··· DATA PROVIDED
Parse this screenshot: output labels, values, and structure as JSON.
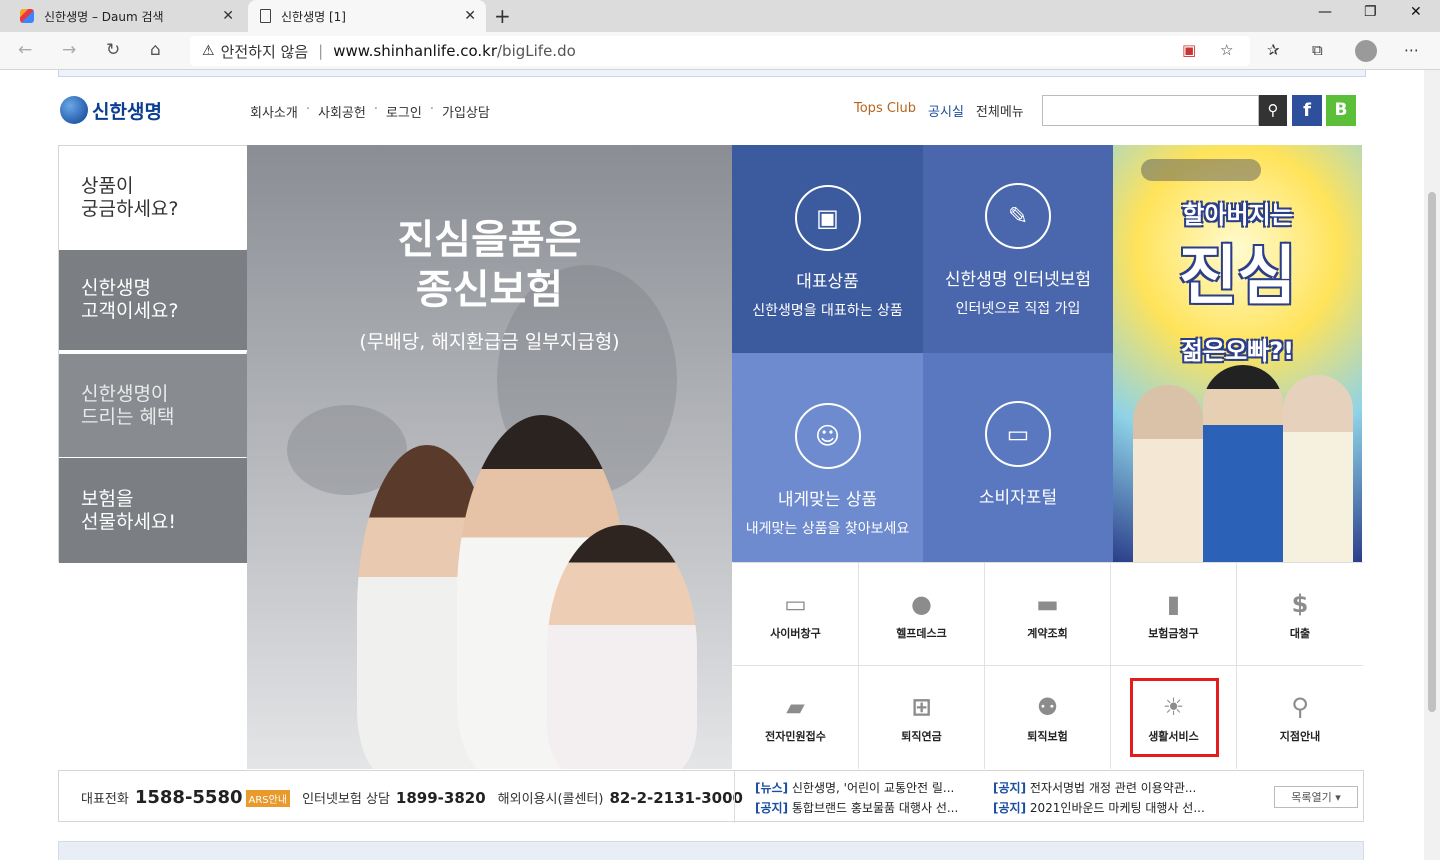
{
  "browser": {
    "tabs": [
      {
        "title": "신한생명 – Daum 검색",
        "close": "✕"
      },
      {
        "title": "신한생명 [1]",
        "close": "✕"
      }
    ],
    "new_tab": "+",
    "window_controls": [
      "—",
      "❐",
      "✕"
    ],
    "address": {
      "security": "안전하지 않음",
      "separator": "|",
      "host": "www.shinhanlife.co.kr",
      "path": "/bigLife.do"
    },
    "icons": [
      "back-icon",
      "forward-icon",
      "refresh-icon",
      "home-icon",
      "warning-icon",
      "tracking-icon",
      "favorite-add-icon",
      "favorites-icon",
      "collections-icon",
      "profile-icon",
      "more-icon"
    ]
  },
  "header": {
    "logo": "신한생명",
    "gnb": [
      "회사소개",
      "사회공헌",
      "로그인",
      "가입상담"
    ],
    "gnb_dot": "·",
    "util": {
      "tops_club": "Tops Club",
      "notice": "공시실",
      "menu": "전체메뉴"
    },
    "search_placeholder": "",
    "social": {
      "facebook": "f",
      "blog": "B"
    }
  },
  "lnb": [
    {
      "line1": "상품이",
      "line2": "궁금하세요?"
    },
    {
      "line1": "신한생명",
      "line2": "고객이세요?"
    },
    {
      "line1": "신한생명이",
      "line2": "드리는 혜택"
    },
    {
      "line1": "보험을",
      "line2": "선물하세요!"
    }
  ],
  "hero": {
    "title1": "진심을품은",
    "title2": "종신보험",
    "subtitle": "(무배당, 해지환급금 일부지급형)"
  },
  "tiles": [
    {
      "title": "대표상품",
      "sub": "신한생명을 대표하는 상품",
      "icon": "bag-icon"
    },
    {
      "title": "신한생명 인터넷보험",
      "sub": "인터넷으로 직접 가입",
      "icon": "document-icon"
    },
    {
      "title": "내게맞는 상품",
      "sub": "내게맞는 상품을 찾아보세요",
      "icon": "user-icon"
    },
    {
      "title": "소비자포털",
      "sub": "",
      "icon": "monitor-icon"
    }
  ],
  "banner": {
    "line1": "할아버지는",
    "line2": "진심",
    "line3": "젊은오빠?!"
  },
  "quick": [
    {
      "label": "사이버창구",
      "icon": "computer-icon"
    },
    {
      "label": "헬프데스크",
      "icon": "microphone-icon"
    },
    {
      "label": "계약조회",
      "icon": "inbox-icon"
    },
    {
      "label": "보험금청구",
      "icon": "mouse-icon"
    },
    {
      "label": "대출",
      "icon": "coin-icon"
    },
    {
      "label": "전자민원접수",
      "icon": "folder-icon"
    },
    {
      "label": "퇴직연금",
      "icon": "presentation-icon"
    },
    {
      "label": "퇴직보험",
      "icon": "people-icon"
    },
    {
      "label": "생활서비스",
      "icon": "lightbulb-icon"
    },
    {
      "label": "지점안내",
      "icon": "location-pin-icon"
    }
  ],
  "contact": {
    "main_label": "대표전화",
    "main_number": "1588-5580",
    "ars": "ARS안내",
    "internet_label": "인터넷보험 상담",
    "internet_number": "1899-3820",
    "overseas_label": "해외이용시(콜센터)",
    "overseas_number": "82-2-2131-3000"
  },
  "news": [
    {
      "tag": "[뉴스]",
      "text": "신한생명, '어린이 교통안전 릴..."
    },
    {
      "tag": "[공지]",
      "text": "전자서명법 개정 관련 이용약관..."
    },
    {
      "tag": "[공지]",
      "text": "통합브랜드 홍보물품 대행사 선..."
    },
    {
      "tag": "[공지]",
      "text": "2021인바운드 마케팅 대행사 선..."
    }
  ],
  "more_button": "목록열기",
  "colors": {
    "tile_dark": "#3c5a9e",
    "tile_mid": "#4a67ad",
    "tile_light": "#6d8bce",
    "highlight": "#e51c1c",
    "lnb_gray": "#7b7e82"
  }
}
······
> WHAT YOU SHOULD DO
Quote the entries above word for word. Leave the images out.

> COMPLETED EXERCISE
Parse this screenshot: output labels, values, and structure as JSON.
{
  "browser": {
    "tabs": [
      {
        "title": "신한생명 – Daum 검색",
        "close": "✕"
      },
      {
        "title": "신한생명 [1]",
        "close": "✕"
      }
    ],
    "new_tab": "+",
    "window_controls": [
      "—",
      "❐",
      "✕"
    ],
    "address": {
      "security": "안전하지 않음",
      "separator": "|",
      "host": "www.shinhanlife.co.kr",
      "path": "/bigLife.do"
    },
    "icons": [
      "back-icon",
      "forward-icon",
      "refresh-icon",
      "home-icon",
      "warning-icon",
      "tracking-icon",
      "favorite-add-icon",
      "favorites-icon",
      "collections-icon",
      "profile-icon",
      "more-icon"
    ]
  },
  "header": {
    "logo": "신한생명",
    "gnb": [
      "회사소개",
      "사회공헌",
      "로그인",
      "가입상담"
    ],
    "gnb_dot": "·",
    "util": {
      "tops_club": "Tops Club",
      "notice": "공시실",
      "menu": "전체메뉴"
    },
    "search_placeholder": "",
    "social": {
      "facebook": "f",
      "blog": "B"
    }
  },
  "lnb": [
    {
      "line1": "상품이",
      "line2": "궁금하세요?"
    },
    {
      "line1": "신한생명",
      "line2": "고객이세요?"
    },
    {
      "line1": "신한생명이",
      "line2": "드리는 혜택"
    },
    {
      "line1": "보험을",
      "line2": "선물하세요!"
    }
  ],
  "hero": {
    "title1": "진심을품은",
    "title2": "종신보험",
    "subtitle": "(무배당, 해지환급금 일부지급형)"
  },
  "tiles": [
    {
      "title": "대표상품",
      "sub": "신한생명을 대표하는 상품",
      "icon": "bag-icon"
    },
    {
      "title": "신한생명 인터넷보험",
      "sub": "인터넷으로 직접 가입",
      "icon": "document-icon"
    },
    {
      "title": "내게맞는 상품",
      "sub": "내게맞는 상품을 찾아보세요",
      "icon": "user-icon"
    },
    {
      "title": "소비자포털",
      "sub": "",
      "icon": "monitor-icon"
    }
  ],
  "banner": {
    "line1": "할아버지는",
    "line2": "진심",
    "line3": "젊은오빠?!"
  },
  "quick": [
    {
      "label": "사이버창구",
      "icon": "computer-icon"
    },
    {
      "label": "헬프데스크",
      "icon": "microphone-icon"
    },
    {
      "label": "계약조회",
      "icon": "inbox-icon"
    },
    {
      "label": "보험금청구",
      "icon": "mouse-icon"
    },
    {
      "label": "대출",
      "icon": "coin-icon"
    },
    {
      "label": "전자민원접수",
      "icon": "folder-icon"
    },
    {
      "label": "퇴직연금",
      "icon": "presentation-icon"
    },
    {
      "label": "퇴직보험",
      "icon": "people-icon"
    },
    {
      "label": "생활서비스",
      "icon": "lightbulb-icon"
    },
    {
      "label": "지점안내",
      "icon": "location-pin-icon"
    }
  ],
  "contact": {
    "main_label": "대표전화",
    "main_number": "1588-5580",
    "ars": "ARS안내",
    "internet_label": "인터넷보험 상담",
    "internet_number": "1899-3820",
    "overseas_label": "해외이용시(콜센터)",
    "overseas_number": "82-2-2131-3000"
  },
  "news": [
    {
      "tag": "[뉴스]",
      "text": "신한생명, '어린이 교통안전 릴..."
    },
    {
      "tag": "[공지]",
      "text": "전자서명법 개정 관련 이용약관..."
    },
    {
      "tag": "[공지]",
      "text": "통합브랜드 홍보물품 대행사 선..."
    },
    {
      "tag": "[공지]",
      "text": "2021인바운드 마케팅 대행사 선..."
    }
  ],
  "more_button": "목록열기",
  "colors": {
    "tile_dark": "#3c5a9e",
    "tile_mid": "#4a67ad",
    "tile_light": "#6d8bce",
    "highlight": "#e51c1c",
    "lnb_gray": "#7b7e82"
  }
}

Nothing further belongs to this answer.